**Task details**
Extract, from the records beneath this instruction, each line that contains the word "with".

═══ Given data ═══

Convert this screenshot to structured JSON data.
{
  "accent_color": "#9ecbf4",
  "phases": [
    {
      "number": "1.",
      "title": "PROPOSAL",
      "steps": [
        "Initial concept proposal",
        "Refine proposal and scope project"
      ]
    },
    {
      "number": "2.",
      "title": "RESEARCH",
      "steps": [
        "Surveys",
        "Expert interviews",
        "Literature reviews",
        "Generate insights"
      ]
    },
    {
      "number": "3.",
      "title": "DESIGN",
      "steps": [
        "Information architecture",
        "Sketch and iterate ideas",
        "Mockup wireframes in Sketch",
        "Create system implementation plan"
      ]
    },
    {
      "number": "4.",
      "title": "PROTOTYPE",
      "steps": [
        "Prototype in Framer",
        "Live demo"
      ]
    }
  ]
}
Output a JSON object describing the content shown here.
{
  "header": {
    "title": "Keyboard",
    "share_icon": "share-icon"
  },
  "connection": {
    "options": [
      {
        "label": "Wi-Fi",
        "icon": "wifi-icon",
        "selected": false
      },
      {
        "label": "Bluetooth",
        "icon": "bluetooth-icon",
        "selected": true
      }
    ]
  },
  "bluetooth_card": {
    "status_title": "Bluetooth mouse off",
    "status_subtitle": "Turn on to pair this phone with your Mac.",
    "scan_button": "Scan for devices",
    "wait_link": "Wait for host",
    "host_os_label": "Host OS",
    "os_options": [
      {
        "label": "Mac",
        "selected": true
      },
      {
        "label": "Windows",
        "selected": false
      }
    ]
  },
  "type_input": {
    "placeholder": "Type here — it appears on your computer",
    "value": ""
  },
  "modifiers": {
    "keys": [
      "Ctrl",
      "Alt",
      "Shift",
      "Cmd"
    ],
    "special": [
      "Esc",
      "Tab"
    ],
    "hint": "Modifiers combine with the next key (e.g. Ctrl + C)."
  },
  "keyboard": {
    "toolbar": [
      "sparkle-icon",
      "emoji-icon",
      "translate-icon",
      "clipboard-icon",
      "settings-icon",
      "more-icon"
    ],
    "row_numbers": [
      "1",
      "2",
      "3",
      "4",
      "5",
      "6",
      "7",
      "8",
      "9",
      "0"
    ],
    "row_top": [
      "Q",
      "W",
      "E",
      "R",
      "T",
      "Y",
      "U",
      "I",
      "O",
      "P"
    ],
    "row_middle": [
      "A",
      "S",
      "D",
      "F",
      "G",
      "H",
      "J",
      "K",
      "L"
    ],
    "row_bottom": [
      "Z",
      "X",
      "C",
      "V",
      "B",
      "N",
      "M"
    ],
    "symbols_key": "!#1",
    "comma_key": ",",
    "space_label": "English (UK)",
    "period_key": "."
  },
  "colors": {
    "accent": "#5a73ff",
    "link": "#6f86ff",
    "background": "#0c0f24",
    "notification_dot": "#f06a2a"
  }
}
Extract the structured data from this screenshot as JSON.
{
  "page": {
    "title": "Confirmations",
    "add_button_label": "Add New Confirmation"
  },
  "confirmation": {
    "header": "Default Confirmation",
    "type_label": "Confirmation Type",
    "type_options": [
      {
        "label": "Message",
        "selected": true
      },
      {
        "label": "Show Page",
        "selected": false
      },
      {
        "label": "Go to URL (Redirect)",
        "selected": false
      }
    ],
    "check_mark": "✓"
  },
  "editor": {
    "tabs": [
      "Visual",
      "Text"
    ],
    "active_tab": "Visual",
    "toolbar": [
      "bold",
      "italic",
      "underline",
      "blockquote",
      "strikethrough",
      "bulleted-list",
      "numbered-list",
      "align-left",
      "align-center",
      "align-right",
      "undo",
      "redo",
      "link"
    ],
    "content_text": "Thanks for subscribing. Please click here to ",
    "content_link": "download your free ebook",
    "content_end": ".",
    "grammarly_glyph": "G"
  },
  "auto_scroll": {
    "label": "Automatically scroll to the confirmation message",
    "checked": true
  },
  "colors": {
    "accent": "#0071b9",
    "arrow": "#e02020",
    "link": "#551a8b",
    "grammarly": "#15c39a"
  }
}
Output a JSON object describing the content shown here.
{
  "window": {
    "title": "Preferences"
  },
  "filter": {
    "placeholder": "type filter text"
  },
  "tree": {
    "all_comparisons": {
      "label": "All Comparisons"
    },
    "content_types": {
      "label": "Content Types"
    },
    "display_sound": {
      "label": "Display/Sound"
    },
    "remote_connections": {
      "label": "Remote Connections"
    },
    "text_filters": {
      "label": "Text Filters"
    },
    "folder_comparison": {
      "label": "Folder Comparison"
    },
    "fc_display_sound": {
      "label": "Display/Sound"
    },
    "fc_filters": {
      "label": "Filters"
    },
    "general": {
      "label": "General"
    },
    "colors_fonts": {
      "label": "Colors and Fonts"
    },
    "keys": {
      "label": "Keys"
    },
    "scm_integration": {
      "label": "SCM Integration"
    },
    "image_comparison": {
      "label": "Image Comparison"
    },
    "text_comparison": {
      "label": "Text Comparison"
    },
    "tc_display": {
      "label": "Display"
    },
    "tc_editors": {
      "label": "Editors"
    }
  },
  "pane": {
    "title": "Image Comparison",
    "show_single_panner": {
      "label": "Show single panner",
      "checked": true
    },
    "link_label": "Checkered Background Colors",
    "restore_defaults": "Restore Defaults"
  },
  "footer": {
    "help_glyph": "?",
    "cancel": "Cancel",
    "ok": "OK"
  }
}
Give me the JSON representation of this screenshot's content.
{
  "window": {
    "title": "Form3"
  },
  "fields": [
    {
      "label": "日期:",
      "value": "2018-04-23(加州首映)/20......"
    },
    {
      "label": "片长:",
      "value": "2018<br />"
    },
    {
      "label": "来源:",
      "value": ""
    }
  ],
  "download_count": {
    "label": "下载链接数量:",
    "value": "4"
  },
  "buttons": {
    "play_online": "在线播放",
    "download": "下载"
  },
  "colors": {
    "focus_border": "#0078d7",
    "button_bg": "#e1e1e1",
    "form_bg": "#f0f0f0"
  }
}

═══

**Expected answer**
    "status_subtitle": "Turn on to pair this phone with your Mac.",
    "hint": "Modifiers combine with the next key (e.g. Ctrl + C)."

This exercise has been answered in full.